TO BE DONE
Find every line containing the word "Output" in the records below; report only how many there are.

--- Start THE RECORDS ---

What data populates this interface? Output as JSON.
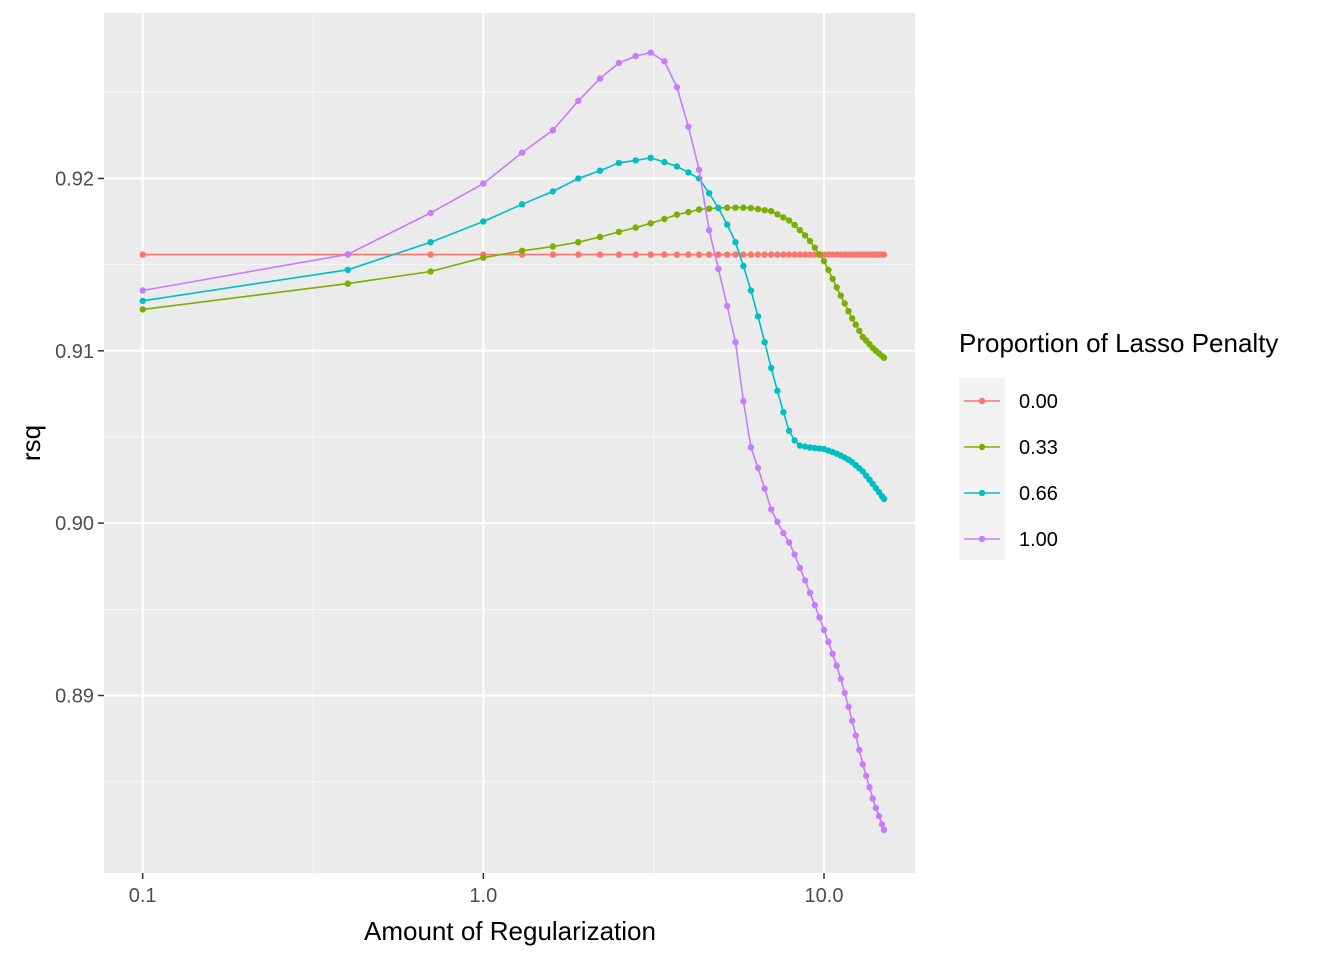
{
  "chart_data": {
    "type": "line",
    "xlabel": "Amount of Regularization",
    "ylabel": "rsq",
    "x_scale": "log10",
    "xlim": [
      0.077,
      18.5
    ],
    "ylim": [
      0.8797,
      0.9296
    ],
    "x_ticks": [
      {
        "value": 0.1,
        "label": "0.1"
      },
      {
        "value": 1.0,
        "label": "1.0"
      },
      {
        "value": 10.0,
        "label": "10.0"
      }
    ],
    "y_ticks": [
      {
        "value": 0.89,
        "label": "0.89"
      },
      {
        "value": 0.9,
        "label": "0.90"
      },
      {
        "value": 0.91,
        "label": "0.91"
      },
      {
        "value": 0.92,
        "label": "0.92"
      }
    ],
    "grid": true,
    "legend": {
      "title": "Proportion of Lasso Penalty",
      "position": "right"
    },
    "series": [
      {
        "name": "0.00",
        "color": "#F8766D",
        "knots": [
          [
            0.1,
            0.91558
          ],
          [
            15.0,
            0.91558
          ]
        ]
      },
      {
        "name": "0.33",
        "color": "#7CAE00",
        "knots": [
          [
            0.1,
            0.9124
          ],
          [
            0.4,
            0.9139
          ],
          [
            0.7,
            0.9146
          ],
          [
            1.0,
            0.9154
          ],
          [
            1.3,
            0.9158
          ],
          [
            1.9,
            0.9163
          ],
          [
            2.5,
            0.9169
          ],
          [
            3.1,
            0.9174
          ],
          [
            3.7,
            0.9179
          ],
          [
            4.3,
            0.9182
          ],
          [
            5.0,
            0.9183
          ],
          [
            6.0,
            0.9183
          ],
          [
            7.0,
            0.9181
          ],
          [
            8.0,
            0.9175
          ],
          [
            9.0,
            0.9165
          ],
          [
            10.0,
            0.9152
          ],
          [
            11.0,
            0.9135
          ],
          [
            12.0,
            0.912
          ],
          [
            13.0,
            0.9108
          ],
          [
            14.0,
            0.9101
          ],
          [
            15.0,
            0.9096
          ]
        ]
      },
      {
        "name": "0.66",
        "color": "#00BFC4",
        "knots": [
          [
            0.1,
            0.9129
          ],
          [
            0.4,
            0.9147
          ],
          [
            0.7,
            0.9163
          ],
          [
            1.0,
            0.9175
          ],
          [
            1.3,
            0.9185
          ],
          [
            1.9,
            0.92
          ],
          [
            2.5,
            0.9209
          ],
          [
            3.1,
            0.9212
          ],
          [
            3.7,
            0.9207
          ],
          [
            4.3,
            0.92
          ],
          [
            5.0,
            0.918
          ],
          [
            5.5,
            0.9163
          ],
          [
            6.0,
            0.914
          ],
          [
            6.5,
            0.9115
          ],
          [
            7.0,
            0.909
          ],
          [
            7.5,
            0.9068
          ],
          [
            8.0,
            0.905
          ],
          [
            8.5,
            0.9045
          ],
          [
            9.0,
            0.9044
          ],
          [
            10.0,
            0.9043
          ],
          [
            11.0,
            0.904
          ],
          [
            12.0,
            0.9036
          ],
          [
            13.0,
            0.903
          ],
          [
            14.0,
            0.9022
          ],
          [
            15.0,
            0.9014
          ]
        ]
      },
      {
        "name": "1.00",
        "color": "#C77CFF",
        "knots": [
          [
            0.1,
            0.9135
          ],
          [
            0.4,
            0.9156
          ],
          [
            0.7,
            0.918
          ],
          [
            1.0,
            0.9197
          ],
          [
            1.3,
            0.9215
          ],
          [
            1.6,
            0.9228
          ],
          [
            1.9,
            0.9245
          ],
          [
            2.2,
            0.9258
          ],
          [
            2.5,
            0.9267
          ],
          [
            2.8,
            0.9271
          ],
          [
            3.1,
            0.9273
          ],
          [
            3.4,
            0.9268
          ],
          [
            3.7,
            0.9253
          ],
          [
            4.0,
            0.923
          ],
          [
            4.3,
            0.9205
          ],
          [
            4.6,
            0.917
          ],
          [
            5.0,
            0.914
          ],
          [
            5.5,
            0.9105
          ],
          [
            6.0,
            0.9048
          ],
          [
            6.5,
            0.9028
          ],
          [
            7.0,
            0.9008
          ],
          [
            7.5,
            0.8996
          ],
          [
            8.0,
            0.8987
          ],
          [
            8.5,
            0.8974
          ],
          [
            9.0,
            0.8962
          ],
          [
            9.5,
            0.895
          ],
          [
            10.0,
            0.8938
          ],
          [
            11.0,
            0.8915
          ],
          [
            12.0,
            0.8888
          ],
          [
            13.0,
            0.886
          ],
          [
            14.0,
            0.8838
          ],
          [
            15.0,
            0.8822
          ]
        ]
      }
    ]
  }
}
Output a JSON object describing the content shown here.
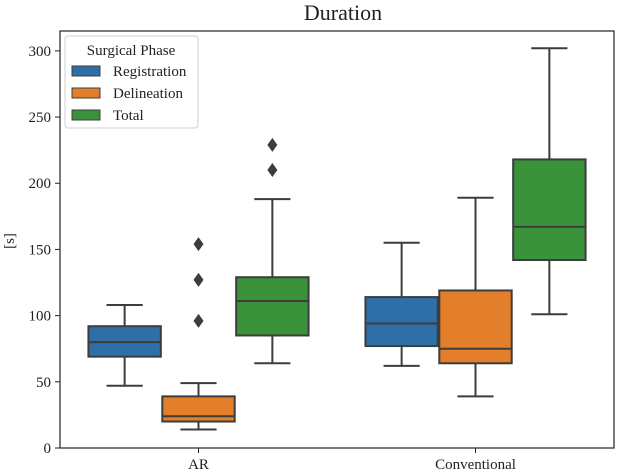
{
  "chart_data": {
    "type": "box",
    "title": "Duration",
    "xlabel": "",
    "ylabel": "[s]",
    "ylim": [
      0,
      315
    ],
    "yticks": [
      0,
      50,
      100,
      150,
      200,
      250,
      300
    ],
    "categories": [
      "AR",
      "Conventional"
    ],
    "legend": {
      "title": "Surgical Phase",
      "placement": "top-left"
    },
    "series": [
      {
        "name": "Registration",
        "color": "#2f6fa7",
        "boxes": [
          {
            "category": "AR",
            "whisker_low": 47,
            "q1": 69,
            "median": 80,
            "q3": 92,
            "whisker_high": 108,
            "outliers": []
          },
          {
            "category": "Conventional",
            "whisker_low": 62,
            "q1": 77,
            "median": 94,
            "q3": 114,
            "whisker_high": 155,
            "outliers": []
          }
        ]
      },
      {
        "name": "Delineation",
        "color": "#e37f2a",
        "boxes": [
          {
            "category": "AR",
            "whisker_low": 14,
            "q1": 20,
            "median": 24,
            "q3": 39,
            "whisker_high": 49,
            "outliers": [
              96,
              127,
              154
            ]
          },
          {
            "category": "Conventional",
            "whisker_low": 39,
            "q1": 64,
            "median": 75,
            "q3": 119,
            "whisker_high": 189,
            "outliers": []
          }
        ]
      },
      {
        "name": "Total",
        "color": "#3a923a",
        "boxes": [
          {
            "category": "AR",
            "whisker_low": 64,
            "q1": 85,
            "median": 111,
            "q3": 129,
            "whisker_high": 188,
            "outliers": [
              210,
              229
            ]
          },
          {
            "category": "Conventional",
            "whisker_low": 101,
            "q1": 142,
            "median": 167,
            "q3": 218,
            "whisker_high": 302,
            "outliers": []
          }
        ]
      }
    ]
  }
}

--- End THE RECORDS ---

TASK RESPONSE
2